[JOB] Quote the listing below in full, word for word and line for line, without changing anything.
:: DATA SHOWN ::
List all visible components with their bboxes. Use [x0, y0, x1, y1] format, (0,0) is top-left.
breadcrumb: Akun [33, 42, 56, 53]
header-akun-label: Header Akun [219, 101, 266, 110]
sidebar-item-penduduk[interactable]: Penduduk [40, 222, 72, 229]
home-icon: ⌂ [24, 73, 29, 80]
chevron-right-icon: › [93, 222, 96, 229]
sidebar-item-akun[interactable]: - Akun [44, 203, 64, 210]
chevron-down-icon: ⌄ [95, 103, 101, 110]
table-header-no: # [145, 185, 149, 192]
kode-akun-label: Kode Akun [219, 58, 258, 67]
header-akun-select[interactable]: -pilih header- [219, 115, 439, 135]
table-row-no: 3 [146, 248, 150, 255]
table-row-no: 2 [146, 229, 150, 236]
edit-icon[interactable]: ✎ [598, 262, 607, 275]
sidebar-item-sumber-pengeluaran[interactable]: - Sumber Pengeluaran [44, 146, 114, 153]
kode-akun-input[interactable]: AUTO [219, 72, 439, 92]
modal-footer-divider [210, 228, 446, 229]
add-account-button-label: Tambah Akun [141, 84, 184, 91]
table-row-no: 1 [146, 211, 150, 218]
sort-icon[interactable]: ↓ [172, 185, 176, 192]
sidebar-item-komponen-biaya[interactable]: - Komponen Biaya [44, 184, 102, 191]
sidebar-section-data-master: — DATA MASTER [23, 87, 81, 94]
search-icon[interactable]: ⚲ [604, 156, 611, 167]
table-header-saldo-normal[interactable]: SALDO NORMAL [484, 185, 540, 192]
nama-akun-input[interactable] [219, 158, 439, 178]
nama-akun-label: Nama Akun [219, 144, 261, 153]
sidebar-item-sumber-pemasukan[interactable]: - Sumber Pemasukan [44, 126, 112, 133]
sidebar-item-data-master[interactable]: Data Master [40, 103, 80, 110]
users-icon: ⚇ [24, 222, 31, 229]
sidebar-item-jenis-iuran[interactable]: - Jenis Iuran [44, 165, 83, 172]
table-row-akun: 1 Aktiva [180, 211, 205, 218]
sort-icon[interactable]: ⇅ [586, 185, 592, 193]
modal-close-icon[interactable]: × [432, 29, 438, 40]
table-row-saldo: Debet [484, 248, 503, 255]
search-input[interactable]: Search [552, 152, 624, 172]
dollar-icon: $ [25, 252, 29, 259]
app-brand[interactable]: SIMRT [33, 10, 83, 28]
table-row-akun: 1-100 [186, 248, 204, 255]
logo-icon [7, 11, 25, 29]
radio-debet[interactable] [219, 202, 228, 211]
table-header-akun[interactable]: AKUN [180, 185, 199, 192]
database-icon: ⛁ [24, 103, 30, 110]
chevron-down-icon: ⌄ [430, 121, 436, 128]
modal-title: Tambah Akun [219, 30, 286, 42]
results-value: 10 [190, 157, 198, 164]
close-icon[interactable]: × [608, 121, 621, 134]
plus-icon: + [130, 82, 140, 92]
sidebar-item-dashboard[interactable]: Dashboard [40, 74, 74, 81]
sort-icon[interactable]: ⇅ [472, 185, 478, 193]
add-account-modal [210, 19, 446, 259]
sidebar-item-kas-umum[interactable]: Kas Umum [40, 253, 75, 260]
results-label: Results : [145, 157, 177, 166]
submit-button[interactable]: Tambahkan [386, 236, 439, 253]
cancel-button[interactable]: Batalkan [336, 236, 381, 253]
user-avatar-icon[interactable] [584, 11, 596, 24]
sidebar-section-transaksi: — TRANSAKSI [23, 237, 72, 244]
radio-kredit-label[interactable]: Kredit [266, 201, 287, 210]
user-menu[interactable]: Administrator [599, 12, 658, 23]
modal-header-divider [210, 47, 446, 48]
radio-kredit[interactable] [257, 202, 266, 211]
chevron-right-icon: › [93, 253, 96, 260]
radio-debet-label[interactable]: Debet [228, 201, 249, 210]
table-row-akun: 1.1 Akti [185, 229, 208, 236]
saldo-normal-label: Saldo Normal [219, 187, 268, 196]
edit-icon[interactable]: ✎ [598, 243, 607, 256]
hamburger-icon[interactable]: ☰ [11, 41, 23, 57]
:::
[RESPONSE TO THIS EXERCISE]
List all visible components with their bboxes. Use [x0, y0, x1, y1] format, (0,0) is top-left.
breadcrumb: Akun [33, 42, 56, 53]
header-akun-label: Header Akun [219, 101, 266, 110]
sidebar-item-penduduk[interactable]: Penduduk [40, 222, 72, 229]
home-icon: ⌂ [24, 73, 29, 80]
chevron-right-icon: › [93, 222, 96, 229]
sidebar-item-akun[interactable]: - Akun [44, 203, 64, 210]
chevron-down-icon: ⌄ [95, 103, 101, 110]
table-header-no: # [145, 185, 149, 192]
kode-akun-label: Kode Akun [219, 58, 258, 67]
header-akun-select[interactable]: -pilih header- [219, 115, 439, 135]
table-row-no: 3 [146, 248, 150, 255]
table-row-no: 2 [146, 229, 150, 236]
edit-icon[interactable]: ✎ [598, 262, 607, 275]
sidebar-item-sumber-pengeluaran[interactable]: - Sumber Pengeluaran [44, 146, 114, 153]
kode-akun-input[interactable]: AUTO [219, 72, 439, 92]
modal-footer-divider [210, 228, 446, 229]
add-account-button-label: Tambah Akun [141, 84, 184, 91]
table-row-no: 1 [146, 211, 150, 218]
sort-icon[interactable]: ↓ [172, 185, 176, 192]
sidebar-item-komponen-biaya[interactable]: - Komponen Biaya [44, 184, 102, 191]
sidebar-section-data-master: — DATA MASTER [23, 87, 81, 94]
search-icon[interactable]: ⚲ [604, 156, 611, 167]
table-header-saldo-normal[interactable]: SALDO NORMAL [484, 185, 540, 192]
nama-akun-input[interactable] [219, 158, 439, 178]
nama-akun-label: Nama Akun [219, 144, 261, 153]
sidebar-item-sumber-pemasukan[interactable]: - Sumber Pemasukan [44, 126, 112, 133]
sidebar-item-data-master[interactable]: Data Master [40, 103, 80, 110]
users-icon: ⚇ [24, 222, 31, 229]
sidebar-item-jenis-iuran[interactable]: - Jenis Iuran [44, 165, 83, 172]
table-row-akun: 1 Aktiva [180, 211, 205, 218]
sort-icon[interactable]: ⇅ [586, 185, 592, 193]
modal-close-icon[interactable]: × [432, 29, 438, 40]
table-row-saldo: Debet [484, 248, 503, 255]
search-input[interactable]: Search [552, 152, 624, 172]
dollar-icon: $ [25, 252, 29, 259]
app-brand[interactable]: SIMRT [33, 10, 83, 28]
table-row-akun: 1-100 [186, 248, 204, 255]
logo-icon [7, 11, 25, 29]
radio-debet[interactable] [219, 202, 228, 211]
table-header-akun[interactable]: AKUN [180, 185, 199, 192]
database-icon: ⛁ [24, 103, 30, 110]
chevron-down-icon: ⌄ [430, 121, 436, 128]
modal-title: Tambah Akun [219, 30, 286, 42]
results-value: 10 [190, 157, 198, 164]
close-icon[interactable]: × [608, 121, 621, 134]
plus-icon: + [130, 82, 140, 92]
sidebar-item-dashboard[interactable]: Dashboard [40, 74, 74, 81]
sort-icon[interactable]: ⇅ [472, 185, 478, 193]
add-account-modal [210, 19, 446, 259]
sidebar-item-kas-umum[interactable]: Kas Umum [40, 253, 75, 260]
results-label: Results : [145, 157, 177, 166]
submit-button[interactable]: Tambahkan [386, 236, 439, 253]
cancel-button[interactable]: Batalkan [336, 236, 381, 253]
user-avatar-icon[interactable] [584, 11, 596, 24]
sidebar-section-transaksi: — TRANSAKSI [23, 237, 72, 244]
radio-kredit-label[interactable]: Kredit [266, 201, 287, 210]
user-menu[interactable]: Administrator [599, 12, 658, 23]
modal-header-divider [210, 47, 446, 48]
radio-kredit[interactable] [257, 202, 266, 211]
chevron-right-icon: › [93, 253, 96, 260]
radio-debet-label[interactable]: Debet [228, 201, 249, 210]
table-row-akun: 1.1 Akti [185, 229, 208, 236]
saldo-normal-label: Saldo Normal [219, 187, 268, 196]
edit-icon[interactable]: ✎ [598, 243, 607, 256]
hamburger-icon[interactable]: ☰ [11, 41, 23, 57]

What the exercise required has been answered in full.